Look over the lines below. Report each one that includes the string "name".

## start PROVIDED ENTRIES

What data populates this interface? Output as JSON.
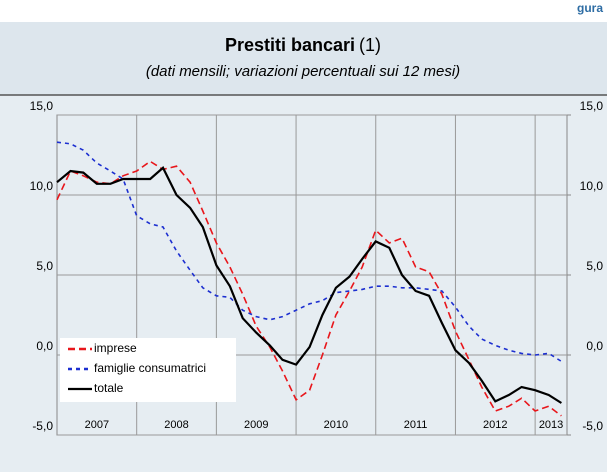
{
  "corner_label": "gura",
  "chart_data": {
    "type": "line",
    "title": "Prestiti bancari",
    "title_note": "(1)",
    "subtitle": "(dati mensili; variazioni percentuali sui 12 mesi)",
    "x": [
      2007.0,
      2007.17,
      2007.33,
      2007.5,
      2007.67,
      2007.83,
      2008.0,
      2008.17,
      2008.33,
      2008.5,
      2008.67,
      2008.83,
      2009.0,
      2009.17,
      2009.33,
      2009.5,
      2009.67,
      2009.83,
      2010.0,
      2010.17,
      2010.33,
      2010.5,
      2010.67,
      2010.83,
      2011.0,
      2011.17,
      2011.33,
      2011.5,
      2011.67,
      2011.83,
      2012.0,
      2012.17,
      2012.33,
      2012.5,
      2012.67,
      2012.83,
      2013.0,
      2013.17,
      2013.33
    ],
    "xlim": [
      2007,
      2013.4
    ],
    "xticks": [
      {
        "value": 2007.5,
        "label": "2007"
      },
      {
        "value": 2008.5,
        "label": "2008"
      },
      {
        "value": 2009.5,
        "label": "2009"
      },
      {
        "value": 2010.5,
        "label": "2010"
      },
      {
        "value": 2011.5,
        "label": "2011"
      },
      {
        "value": 2012.5,
        "label": "2012"
      },
      {
        "value": 2013.2,
        "label": "2013"
      }
    ],
    "xgrid": [
      2008,
      2009,
      2010,
      2011,
      2012,
      2013
    ],
    "ylim": [
      -5,
      15
    ],
    "yticks": [
      {
        "value": -5,
        "label": "-5,0"
      },
      {
        "value": 0,
        "label": "0,0"
      },
      {
        "value": 5,
        "label": "5,0"
      },
      {
        "value": 10,
        "label": "10,0"
      },
      {
        "value": 15,
        "label": "15,0"
      }
    ],
    "y2lim": [
      -5,
      15
    ],
    "y2ticks": [
      {
        "value": -5,
        "label": "-5,0"
      },
      {
        "value": 0,
        "label": "0,0"
      },
      {
        "value": 5,
        "label": "5,0"
      },
      {
        "value": 10,
        "label": "10,0"
      },
      {
        "value": 15,
        "label": "15,0"
      }
    ],
    "grid": true,
    "legend": "lower left",
    "series": [
      {
        "name": "imprese",
        "color": "#e8161b",
        "dash": "7,4",
        "values": [
          9.7,
          11.5,
          11.2,
          10.8,
          10.7,
          11.2,
          11.5,
          12.1,
          11.6,
          11.8,
          10.8,
          9.0,
          7.0,
          5.5,
          3.8,
          1.8,
          0.5,
          -1.0,
          -2.8,
          -2.2,
          0.0,
          2.5,
          4.0,
          5.5,
          7.8,
          7.0,
          7.3,
          5.5,
          5.2,
          3.8,
          1.5,
          -0.3,
          -2.0,
          -3.5,
          -3.2,
          -2.7,
          -3.5,
          -3.2,
          -3.8
        ]
      },
      {
        "name": "famiglie consumatrici",
        "color": "#1c2fd0",
        "dash": "4,4",
        "values": [
          13.3,
          13.2,
          12.8,
          12.0,
          11.5,
          11.0,
          8.7,
          8.2,
          8.0,
          6.5,
          5.3,
          4.2,
          3.7,
          3.6,
          2.8,
          2.4,
          2.2,
          2.4,
          2.8,
          3.2,
          3.4,
          3.9,
          4.0,
          4.1,
          4.3,
          4.3,
          4.2,
          4.2,
          4.1,
          4.0,
          3.0,
          1.8,
          1.0,
          0.6,
          0.3,
          0.1,
          0.0,
          0.1,
          -0.4
        ]
      },
      {
        "name": "totale",
        "color": "#000000",
        "dash": "none",
        "values": [
          10.8,
          11.5,
          11.4,
          10.7,
          10.7,
          11.0,
          11.0,
          11.0,
          11.7,
          10.0,
          9.2,
          8.0,
          5.6,
          4.3,
          2.3,
          1.4,
          0.6,
          -0.3,
          -0.6,
          0.5,
          2.5,
          4.2,
          4.9,
          6.0,
          7.1,
          6.7,
          5.0,
          4.0,
          3.7,
          2.0,
          0.3,
          -0.5,
          -1.6,
          -2.9,
          -2.5,
          -2.0,
          -2.2,
          -2.5,
          -3.0
        ]
      }
    ]
  }
}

## end PROVIDED ENTRIES

▶ [EXPECTED ANSWER]:
        "name": "imprese",
        "name": "famiglie consumatrici",
        "name": "totale",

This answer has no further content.